━━ Material for this task
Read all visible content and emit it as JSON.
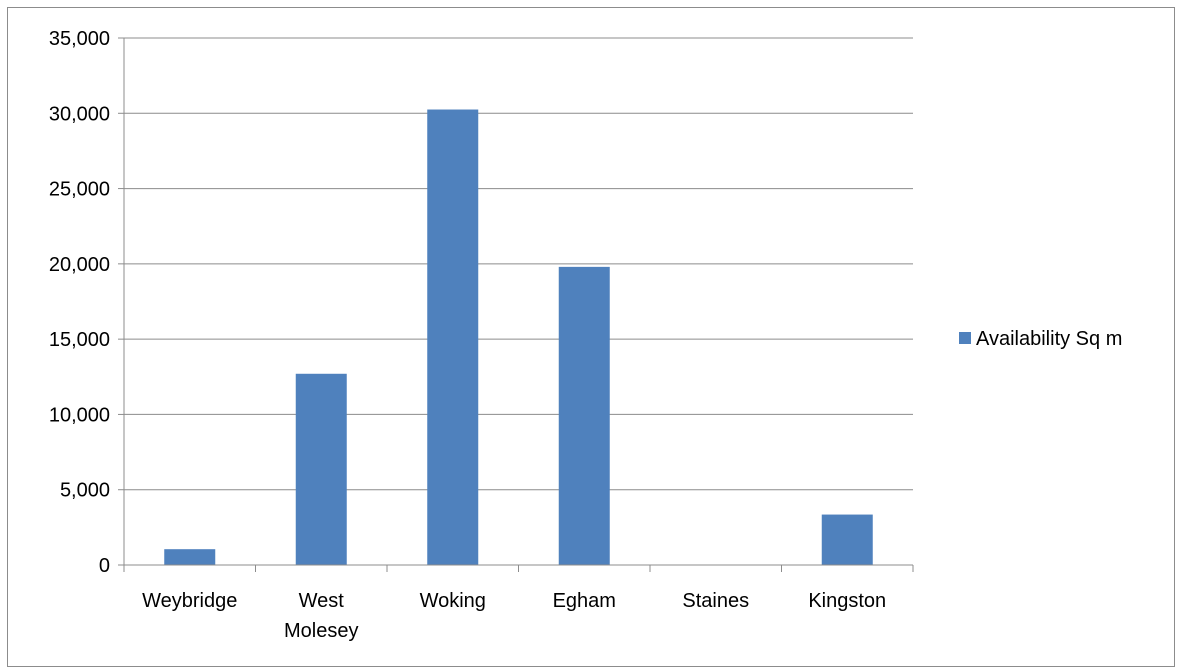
{
  "chart_data": {
    "type": "bar",
    "categories": [
      [
        "Weybridge"
      ],
      [
        "West",
        "Molesey"
      ],
      [
        "Woking"
      ],
      [
        "Egham"
      ],
      [
        "Staines"
      ],
      [
        "Kingston"
      ]
    ],
    "series": [
      {
        "name": "Availability Sq m",
        "values": [
          1050,
          12700,
          30250,
          19800,
          0,
          3350
        ],
        "color": "#4f81bd"
      }
    ],
    "ylim": [
      0,
      35000
    ],
    "yticks": [
      0,
      5000,
      10000,
      15000,
      20000,
      25000,
      30000,
      35000
    ],
    "ytick_labels": [
      "0",
      "5,000",
      "10,000",
      "15,000",
      "20,000",
      "25,000",
      "30,000",
      "35,000"
    ],
    "grid": true,
    "legend": "right"
  }
}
━━━━
▶ [Problem to work on] Send back the data above word for word, with the pictures left out.

▶ [Full output]
Read all visible content and emit it as JSON.
{
  "chart_data": {
    "type": "bar",
    "categories": [
      [
        "Weybridge"
      ],
      [
        "West",
        "Molesey"
      ],
      [
        "Woking"
      ],
      [
        "Egham"
      ],
      [
        "Staines"
      ],
      [
        "Kingston"
      ]
    ],
    "series": [
      {
        "name": "Availability Sq m",
        "values": [
          1050,
          12700,
          30250,
          19800,
          0,
          3350
        ],
        "color": "#4f81bd"
      }
    ],
    "ylim": [
      0,
      35000
    ],
    "yticks": [
      0,
      5000,
      10000,
      15000,
      20000,
      25000,
      30000,
      35000
    ],
    "ytick_labels": [
      "0",
      "5,000",
      "10,000",
      "15,000",
      "20,000",
      "25,000",
      "30,000",
      "35,000"
    ],
    "grid": true,
    "legend": "right"
  }
}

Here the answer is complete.